INSTRUCTION - Look through the records that follow. Copy every line containing the word "ottobre".

= = =

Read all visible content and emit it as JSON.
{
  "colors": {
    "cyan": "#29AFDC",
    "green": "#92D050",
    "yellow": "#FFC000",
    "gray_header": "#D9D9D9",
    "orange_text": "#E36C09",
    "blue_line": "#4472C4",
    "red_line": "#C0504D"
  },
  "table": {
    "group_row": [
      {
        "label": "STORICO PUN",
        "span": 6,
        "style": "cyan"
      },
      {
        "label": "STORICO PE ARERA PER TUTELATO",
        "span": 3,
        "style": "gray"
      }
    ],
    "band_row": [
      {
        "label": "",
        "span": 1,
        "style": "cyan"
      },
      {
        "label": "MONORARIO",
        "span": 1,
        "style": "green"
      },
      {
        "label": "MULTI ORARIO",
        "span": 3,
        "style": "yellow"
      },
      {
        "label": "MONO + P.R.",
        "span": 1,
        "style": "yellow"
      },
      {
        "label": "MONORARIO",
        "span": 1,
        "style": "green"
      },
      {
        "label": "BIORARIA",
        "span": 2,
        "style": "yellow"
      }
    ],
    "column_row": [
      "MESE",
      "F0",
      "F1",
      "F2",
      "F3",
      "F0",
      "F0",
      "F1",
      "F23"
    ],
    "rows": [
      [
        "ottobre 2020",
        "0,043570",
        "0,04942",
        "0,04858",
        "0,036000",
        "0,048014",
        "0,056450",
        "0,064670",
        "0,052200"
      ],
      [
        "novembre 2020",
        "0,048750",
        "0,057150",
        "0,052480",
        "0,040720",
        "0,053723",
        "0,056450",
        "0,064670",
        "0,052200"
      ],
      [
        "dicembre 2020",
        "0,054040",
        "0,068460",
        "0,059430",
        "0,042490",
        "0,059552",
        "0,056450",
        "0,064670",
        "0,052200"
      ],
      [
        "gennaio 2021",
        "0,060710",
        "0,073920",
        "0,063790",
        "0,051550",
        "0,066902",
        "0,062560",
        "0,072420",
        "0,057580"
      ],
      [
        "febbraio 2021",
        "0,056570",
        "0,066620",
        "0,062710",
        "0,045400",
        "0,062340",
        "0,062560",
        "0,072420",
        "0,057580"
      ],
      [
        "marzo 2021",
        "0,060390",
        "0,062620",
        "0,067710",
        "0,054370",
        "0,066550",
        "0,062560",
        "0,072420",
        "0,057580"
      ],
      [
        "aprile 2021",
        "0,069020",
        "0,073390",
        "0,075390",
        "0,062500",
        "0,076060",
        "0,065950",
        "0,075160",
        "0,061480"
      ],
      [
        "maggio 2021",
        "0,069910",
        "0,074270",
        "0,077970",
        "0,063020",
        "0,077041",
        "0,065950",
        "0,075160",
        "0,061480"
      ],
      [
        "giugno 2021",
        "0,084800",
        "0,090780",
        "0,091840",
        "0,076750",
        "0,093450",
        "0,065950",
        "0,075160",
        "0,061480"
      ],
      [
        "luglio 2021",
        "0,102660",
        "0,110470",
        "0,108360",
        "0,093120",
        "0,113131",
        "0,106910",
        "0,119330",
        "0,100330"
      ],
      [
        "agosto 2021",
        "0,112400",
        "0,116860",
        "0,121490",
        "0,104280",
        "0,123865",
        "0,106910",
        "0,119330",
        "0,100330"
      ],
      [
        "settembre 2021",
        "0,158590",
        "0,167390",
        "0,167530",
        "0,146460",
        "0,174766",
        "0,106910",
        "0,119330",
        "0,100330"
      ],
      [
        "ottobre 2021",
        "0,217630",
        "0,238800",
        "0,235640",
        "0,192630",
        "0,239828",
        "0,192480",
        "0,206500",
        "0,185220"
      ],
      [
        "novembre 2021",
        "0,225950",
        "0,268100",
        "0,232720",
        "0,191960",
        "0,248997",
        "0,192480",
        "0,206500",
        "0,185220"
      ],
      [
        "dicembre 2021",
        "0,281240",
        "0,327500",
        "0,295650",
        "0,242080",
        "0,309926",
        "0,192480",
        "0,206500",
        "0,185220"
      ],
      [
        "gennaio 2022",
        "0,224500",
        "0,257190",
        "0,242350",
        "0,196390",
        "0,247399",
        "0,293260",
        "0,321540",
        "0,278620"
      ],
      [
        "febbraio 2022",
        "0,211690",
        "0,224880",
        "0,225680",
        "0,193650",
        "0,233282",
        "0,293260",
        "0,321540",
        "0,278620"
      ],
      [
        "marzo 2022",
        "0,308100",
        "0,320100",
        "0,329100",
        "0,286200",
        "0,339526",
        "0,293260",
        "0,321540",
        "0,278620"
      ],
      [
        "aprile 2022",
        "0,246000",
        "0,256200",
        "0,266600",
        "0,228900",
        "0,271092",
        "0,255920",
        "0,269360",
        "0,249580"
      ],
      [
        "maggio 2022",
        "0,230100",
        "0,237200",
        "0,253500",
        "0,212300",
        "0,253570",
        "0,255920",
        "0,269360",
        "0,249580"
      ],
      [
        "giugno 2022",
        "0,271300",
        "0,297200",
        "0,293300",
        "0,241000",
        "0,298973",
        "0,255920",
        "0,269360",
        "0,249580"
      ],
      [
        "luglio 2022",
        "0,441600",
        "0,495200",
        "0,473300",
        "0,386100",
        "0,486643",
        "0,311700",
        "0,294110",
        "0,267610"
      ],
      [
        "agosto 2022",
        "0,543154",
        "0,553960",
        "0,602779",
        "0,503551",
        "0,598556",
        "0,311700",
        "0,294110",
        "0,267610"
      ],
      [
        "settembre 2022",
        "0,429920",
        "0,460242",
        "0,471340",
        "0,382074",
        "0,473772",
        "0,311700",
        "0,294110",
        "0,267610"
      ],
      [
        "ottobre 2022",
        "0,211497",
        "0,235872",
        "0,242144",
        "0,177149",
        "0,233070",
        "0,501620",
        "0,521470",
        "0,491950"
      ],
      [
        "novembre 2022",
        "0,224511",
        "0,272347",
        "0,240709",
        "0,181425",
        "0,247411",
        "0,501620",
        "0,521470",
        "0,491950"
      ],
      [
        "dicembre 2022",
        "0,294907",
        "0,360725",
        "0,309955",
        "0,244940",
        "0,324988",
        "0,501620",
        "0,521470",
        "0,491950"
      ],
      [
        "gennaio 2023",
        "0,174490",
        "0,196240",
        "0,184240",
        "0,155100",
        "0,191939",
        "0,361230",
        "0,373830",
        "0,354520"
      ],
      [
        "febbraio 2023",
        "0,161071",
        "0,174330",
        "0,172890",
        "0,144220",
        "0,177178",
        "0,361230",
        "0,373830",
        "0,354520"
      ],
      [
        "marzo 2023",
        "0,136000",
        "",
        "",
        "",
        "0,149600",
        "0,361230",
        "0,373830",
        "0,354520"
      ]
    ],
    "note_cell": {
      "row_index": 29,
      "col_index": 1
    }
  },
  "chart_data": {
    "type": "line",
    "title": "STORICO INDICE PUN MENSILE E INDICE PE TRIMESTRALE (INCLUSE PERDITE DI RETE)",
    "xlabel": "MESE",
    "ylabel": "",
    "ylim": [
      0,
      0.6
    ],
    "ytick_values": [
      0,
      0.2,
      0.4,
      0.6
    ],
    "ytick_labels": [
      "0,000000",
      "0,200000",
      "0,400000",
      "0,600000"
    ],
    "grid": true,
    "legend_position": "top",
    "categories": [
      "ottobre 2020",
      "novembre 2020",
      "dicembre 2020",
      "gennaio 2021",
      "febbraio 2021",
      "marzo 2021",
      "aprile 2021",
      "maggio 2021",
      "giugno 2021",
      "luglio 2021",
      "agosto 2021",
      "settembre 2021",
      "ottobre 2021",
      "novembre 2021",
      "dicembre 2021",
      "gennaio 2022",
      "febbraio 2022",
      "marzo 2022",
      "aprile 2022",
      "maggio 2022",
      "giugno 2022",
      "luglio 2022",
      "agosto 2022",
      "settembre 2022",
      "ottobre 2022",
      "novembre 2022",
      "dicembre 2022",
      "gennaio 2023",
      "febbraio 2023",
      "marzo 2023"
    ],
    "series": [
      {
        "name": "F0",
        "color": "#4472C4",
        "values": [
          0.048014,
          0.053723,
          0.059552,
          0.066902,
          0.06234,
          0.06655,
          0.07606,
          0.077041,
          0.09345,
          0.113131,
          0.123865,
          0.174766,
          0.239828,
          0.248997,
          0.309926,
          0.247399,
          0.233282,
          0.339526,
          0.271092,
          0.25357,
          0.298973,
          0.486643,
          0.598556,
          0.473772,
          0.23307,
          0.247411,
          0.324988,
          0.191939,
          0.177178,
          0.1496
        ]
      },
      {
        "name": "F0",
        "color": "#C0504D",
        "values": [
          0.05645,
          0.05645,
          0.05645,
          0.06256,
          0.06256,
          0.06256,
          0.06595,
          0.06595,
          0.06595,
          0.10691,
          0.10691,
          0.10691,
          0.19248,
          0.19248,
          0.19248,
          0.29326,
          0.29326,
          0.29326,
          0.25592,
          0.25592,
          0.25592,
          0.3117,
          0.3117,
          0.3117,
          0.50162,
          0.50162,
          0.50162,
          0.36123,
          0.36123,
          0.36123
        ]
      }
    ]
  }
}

= = =

PROBLEM SOLUTION -
        "ottobre 2020",
        "ottobre 2021",
        "ottobre 2022",
      "ottobre 2020",
      "ottobre 2021",
      "ottobre 2022",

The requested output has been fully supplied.